Supplied data:
*-*-*

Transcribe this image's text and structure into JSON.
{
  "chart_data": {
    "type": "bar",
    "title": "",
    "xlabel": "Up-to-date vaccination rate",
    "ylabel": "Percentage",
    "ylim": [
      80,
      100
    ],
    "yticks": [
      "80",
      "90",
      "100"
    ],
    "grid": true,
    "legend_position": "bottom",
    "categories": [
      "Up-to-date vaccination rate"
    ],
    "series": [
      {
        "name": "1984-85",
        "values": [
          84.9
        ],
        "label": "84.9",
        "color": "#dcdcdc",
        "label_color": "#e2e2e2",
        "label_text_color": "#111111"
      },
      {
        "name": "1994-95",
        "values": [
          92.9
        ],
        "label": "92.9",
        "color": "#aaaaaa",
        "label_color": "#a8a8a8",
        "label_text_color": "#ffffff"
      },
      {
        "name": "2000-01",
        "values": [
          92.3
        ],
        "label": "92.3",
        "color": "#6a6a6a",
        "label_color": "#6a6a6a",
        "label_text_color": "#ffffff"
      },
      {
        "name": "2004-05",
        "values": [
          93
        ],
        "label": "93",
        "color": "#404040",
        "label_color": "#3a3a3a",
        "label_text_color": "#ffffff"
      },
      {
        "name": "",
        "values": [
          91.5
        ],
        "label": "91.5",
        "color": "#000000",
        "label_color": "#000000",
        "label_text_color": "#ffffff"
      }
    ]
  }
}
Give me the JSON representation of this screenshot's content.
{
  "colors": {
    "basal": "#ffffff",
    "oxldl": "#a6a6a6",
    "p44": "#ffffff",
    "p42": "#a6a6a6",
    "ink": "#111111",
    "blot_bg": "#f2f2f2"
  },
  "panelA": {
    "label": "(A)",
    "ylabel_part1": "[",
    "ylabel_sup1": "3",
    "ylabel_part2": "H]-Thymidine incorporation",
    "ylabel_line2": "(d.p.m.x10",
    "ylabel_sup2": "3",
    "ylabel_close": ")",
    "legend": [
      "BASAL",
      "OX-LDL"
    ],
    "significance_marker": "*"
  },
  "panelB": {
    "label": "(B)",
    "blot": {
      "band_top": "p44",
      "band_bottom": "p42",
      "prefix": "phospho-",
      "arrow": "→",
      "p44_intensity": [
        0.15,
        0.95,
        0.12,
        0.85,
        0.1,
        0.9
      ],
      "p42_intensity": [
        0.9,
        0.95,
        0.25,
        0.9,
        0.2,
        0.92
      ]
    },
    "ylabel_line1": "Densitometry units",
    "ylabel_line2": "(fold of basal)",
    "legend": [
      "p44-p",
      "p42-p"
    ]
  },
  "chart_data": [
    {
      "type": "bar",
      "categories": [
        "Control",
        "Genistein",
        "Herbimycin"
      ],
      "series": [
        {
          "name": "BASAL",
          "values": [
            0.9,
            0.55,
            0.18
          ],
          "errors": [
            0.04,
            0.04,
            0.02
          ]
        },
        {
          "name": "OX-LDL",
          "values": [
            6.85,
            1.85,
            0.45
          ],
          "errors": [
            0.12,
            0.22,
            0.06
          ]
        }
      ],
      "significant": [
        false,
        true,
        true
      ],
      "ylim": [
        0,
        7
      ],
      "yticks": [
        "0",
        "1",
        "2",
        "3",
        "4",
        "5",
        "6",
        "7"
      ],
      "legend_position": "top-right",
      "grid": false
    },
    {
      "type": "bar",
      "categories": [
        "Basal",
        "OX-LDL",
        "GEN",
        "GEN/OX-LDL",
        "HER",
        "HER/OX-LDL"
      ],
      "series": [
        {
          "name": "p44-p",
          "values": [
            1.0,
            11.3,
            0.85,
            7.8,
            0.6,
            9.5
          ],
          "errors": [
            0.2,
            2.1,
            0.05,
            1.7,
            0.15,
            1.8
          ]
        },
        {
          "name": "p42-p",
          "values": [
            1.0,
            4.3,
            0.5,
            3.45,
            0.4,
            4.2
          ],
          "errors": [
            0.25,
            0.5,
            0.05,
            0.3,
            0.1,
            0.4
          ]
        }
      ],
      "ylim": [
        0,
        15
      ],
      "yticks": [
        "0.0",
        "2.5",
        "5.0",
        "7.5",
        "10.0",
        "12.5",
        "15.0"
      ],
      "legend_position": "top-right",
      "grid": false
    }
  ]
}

*-*-*

What this task involves:
Return every line holding the word "name" from the records.

Written answer:
        "name": "1984-85",
        "name": "1994-95",
        "name": "2000-01",
        "name": "2004-05",
        "name": "",
          "name": "BASAL",
          "name": "OX-LDL",
          "name": "p44-p",
          "name": "p42-p",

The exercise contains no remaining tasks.